:: Exercise instructions ::
Give every line back verbatim, dropping all images.

+++ Source records

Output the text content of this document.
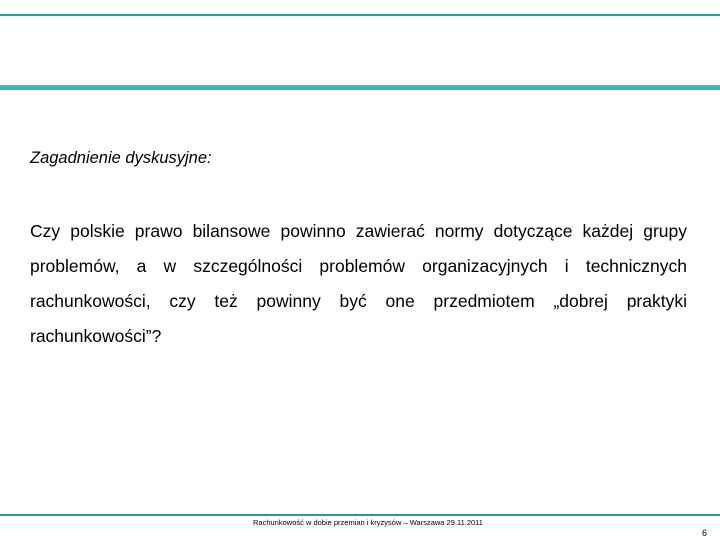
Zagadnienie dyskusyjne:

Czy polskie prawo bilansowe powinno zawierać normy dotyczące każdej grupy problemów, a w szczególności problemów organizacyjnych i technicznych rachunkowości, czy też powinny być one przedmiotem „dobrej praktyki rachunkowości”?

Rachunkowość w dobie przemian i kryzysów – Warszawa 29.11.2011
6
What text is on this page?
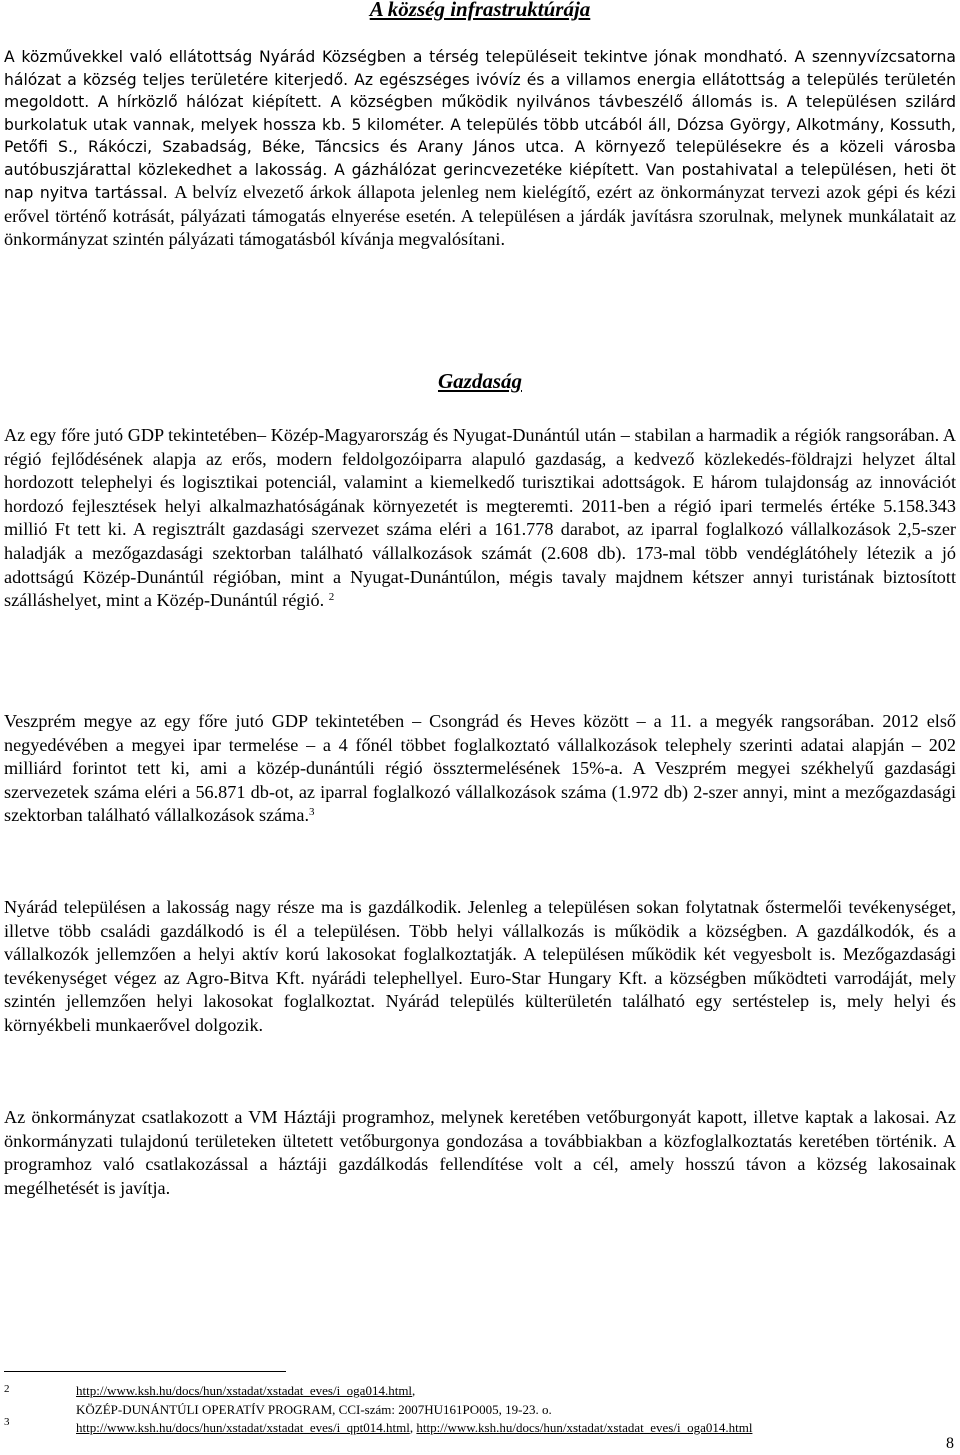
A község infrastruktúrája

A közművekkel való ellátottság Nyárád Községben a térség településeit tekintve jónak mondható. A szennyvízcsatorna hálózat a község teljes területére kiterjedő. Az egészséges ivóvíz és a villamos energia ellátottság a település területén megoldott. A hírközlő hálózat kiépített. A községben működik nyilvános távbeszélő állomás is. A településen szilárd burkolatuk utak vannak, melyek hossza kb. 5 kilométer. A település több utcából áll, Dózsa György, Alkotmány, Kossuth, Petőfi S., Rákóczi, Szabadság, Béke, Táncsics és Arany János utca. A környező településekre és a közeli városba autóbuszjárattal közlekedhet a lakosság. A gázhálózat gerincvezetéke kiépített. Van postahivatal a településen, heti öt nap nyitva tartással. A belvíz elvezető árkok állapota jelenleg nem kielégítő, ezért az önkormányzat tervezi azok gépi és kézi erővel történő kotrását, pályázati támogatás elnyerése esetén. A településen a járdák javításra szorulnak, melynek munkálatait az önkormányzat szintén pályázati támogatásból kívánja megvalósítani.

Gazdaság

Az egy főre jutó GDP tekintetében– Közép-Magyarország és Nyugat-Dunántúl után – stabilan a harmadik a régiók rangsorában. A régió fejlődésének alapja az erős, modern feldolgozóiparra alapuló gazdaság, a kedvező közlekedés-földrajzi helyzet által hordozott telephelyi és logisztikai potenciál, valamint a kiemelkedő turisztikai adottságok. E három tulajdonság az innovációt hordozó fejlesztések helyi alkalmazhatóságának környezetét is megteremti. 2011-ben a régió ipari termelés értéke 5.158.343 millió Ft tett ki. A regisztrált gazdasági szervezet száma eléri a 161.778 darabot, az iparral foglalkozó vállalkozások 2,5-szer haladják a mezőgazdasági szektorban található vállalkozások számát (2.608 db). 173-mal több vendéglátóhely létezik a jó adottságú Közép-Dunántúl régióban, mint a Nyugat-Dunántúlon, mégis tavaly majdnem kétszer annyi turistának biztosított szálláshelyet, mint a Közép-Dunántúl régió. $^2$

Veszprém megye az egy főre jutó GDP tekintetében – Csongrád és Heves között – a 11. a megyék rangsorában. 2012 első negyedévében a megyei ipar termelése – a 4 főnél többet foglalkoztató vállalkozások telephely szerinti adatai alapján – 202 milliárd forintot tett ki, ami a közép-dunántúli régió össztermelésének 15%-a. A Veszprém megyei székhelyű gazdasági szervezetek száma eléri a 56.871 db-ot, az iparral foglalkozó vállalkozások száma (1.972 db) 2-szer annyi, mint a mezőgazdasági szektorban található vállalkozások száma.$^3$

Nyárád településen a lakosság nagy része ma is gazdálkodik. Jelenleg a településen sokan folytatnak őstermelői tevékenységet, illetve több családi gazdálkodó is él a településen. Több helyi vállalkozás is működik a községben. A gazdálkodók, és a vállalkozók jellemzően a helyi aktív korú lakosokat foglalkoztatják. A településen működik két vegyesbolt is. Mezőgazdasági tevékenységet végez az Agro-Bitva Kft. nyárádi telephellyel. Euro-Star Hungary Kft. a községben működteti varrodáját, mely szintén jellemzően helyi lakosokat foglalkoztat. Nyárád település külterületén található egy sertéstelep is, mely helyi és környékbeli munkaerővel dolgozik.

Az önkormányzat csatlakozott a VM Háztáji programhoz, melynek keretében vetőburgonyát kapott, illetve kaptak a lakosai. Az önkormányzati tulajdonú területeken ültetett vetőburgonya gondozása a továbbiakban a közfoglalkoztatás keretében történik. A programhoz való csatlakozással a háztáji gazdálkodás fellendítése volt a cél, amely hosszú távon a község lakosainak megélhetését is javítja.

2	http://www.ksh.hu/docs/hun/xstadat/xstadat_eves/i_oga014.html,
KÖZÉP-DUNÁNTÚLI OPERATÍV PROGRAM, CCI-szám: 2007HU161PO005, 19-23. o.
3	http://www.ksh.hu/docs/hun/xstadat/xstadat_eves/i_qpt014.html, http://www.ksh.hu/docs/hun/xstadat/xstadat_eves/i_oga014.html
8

++++++

:: Full solution ::
Output the text content of this document.
Zagadnienie dyskusyjne:

Czy polskie prawo bilansowe powinno zawierać normy dotyczące każdej grupy problemów, a w szczególności problemów organizacyjnych i technicznych rachunkowości, czy też powinny być one przedmiotem „dobrej praktyki rachunkowości”?

Rachunkowość w dobie przemian i kryzysów – Warszawa 29.11.2011
6
What text is on this page?
A község infrastruktúrája

A közművekkel való ellátottság Nyárád Községben a térség településeit tekintve jónak mondható. A szennyvízcsatorna hálózat a község teljes területére kiterjedő. Az egészséges ivóvíz és a villamos energia ellátottság a település területén megoldott. A hírközlő hálózat kiépített. A községben működik nyilvános távbeszélő állomás is. A településen szilárd burkolatuk utak vannak, melyek hossza kb. 5 kilométer. A település több utcából áll, Dózsa György, Alkotmány, Kossuth, Petőfi S., Rákóczi, Szabadság, Béke, Táncsics és Arany János utca. A környező településekre és a közeli városba autóbuszjárattal közlekedhet a lakosság. A gázhálózat gerincvezetéke kiépített. Van postahivatal a településen, heti öt nap nyitva tartással. A belvíz elvezető árkok állapota jelenleg nem kielégítő, ezért az önkormányzat tervezi azok gépi és kézi erővel történő kotrását, pályázati támogatás elnyerése esetén. A településen a járdák javításra szorulnak, melynek munkálatait az önkormányzat szintén pályázati támogatásból kívánja megvalósítani.

Gazdaság

Az egy főre jutó GDP tekintetében– Közép-Magyarország és Nyugat-Dunántúl után – stabilan a harmadik a régiók rangsorában. A régió fejlődésének alapja az erős, modern feldolgozóiparra alapuló gazdaság, a kedvező közlekedés-földrajzi helyzet által hordozott telephelyi és logisztikai potenciál, valamint a kiemelkedő turisztikai adottságok. E három tulajdonság az innovációt hordozó fejlesztések helyi alkalmazhatóságának környezetét is megteremti. 2011-ben a régió ipari termelés értéke 5.158.343 millió Ft tett ki. A regisztrált gazdasági szervezet száma eléri a 161.778 darabot, az iparral foglalkozó vállalkozások 2,5-szer haladják a mezőgazdasági szektorban található vállalkozások számát (2.608 db). 173-mal több vendéglátóhely létezik a jó adottságú Közép-Dunántúl régióban, mint a Nyugat-Dunántúlon, mégis tavaly majdnem kétszer annyi turistának biztosított szálláshelyet, mint a Közép-Dunántúl régió. $^2$

Veszprém megye az egy főre jutó GDP tekintetében – Csongrád és Heves között – a 11. a megyék rangsorában. 2012 első negyedévében a megyei ipar termelése – a 4 főnél többet foglalkoztató vállalkozások telephely szerinti adatai alapján – 202 milliárd forintot tett ki, ami a közép-dunántúli régió össztermelésének 15%-a. A Veszprém megyei székhelyű gazdasági szervezetek száma eléri a 56.871 db-ot, az iparral foglalkozó vállalkozások száma (1.972 db) 2-szer annyi, mint a mezőgazdasági szektorban található vállalkozások száma.$^3$

Nyárád településen a lakosság nagy része ma is gazdálkodik. Jelenleg a településen sokan folytatnak őstermelői tevékenységet, illetve több családi gazdálkodó is él a településen. Több helyi vállalkozás is működik a községben. A gazdálkodók, és a vállalkozók jellemzően a helyi aktív korú lakosokat foglalkoztatják. A településen működik két vegyesbolt is. Mezőgazdasági tevékenységet végez az Agro-Bitva Kft. nyárádi telephellyel. Euro-Star Hungary Kft. a községben működteti varrodáját, mely szintén jellemzően helyi lakosokat foglalkoztat. Nyárád település külterületén található egy sertéstelep is, mely helyi és környékbeli munkaerővel dolgozik.

Az önkormányzat csatlakozott a VM Háztáji programhoz, melynek keretében vetőburgonyát kapott, illetve kaptak a lakosai. Az önkormányzati tulajdonú területeken ültetett vetőburgonya gondozása a továbbiakban a közfoglalkoztatás keretében történik. A programhoz való csatlakozással a háztáji gazdálkodás fellendítése volt a cél, amely hosszú távon a község lakosainak megélhetését is javítja.

2	http://www.ksh.hu/docs/hun/xstadat/xstadat_eves/i_oga014.html,
KÖZÉP-DUNÁNTÚLI OPERATÍV PROGRAM, CCI-szám: 2007HU161PO005, 19-23. o.
3	http://www.ksh.hu/docs/hun/xstadat/xstadat_eves/i_qpt014.html, http://www.ksh.hu/docs/hun/xstadat/xstadat_eves/i_oga014.html
8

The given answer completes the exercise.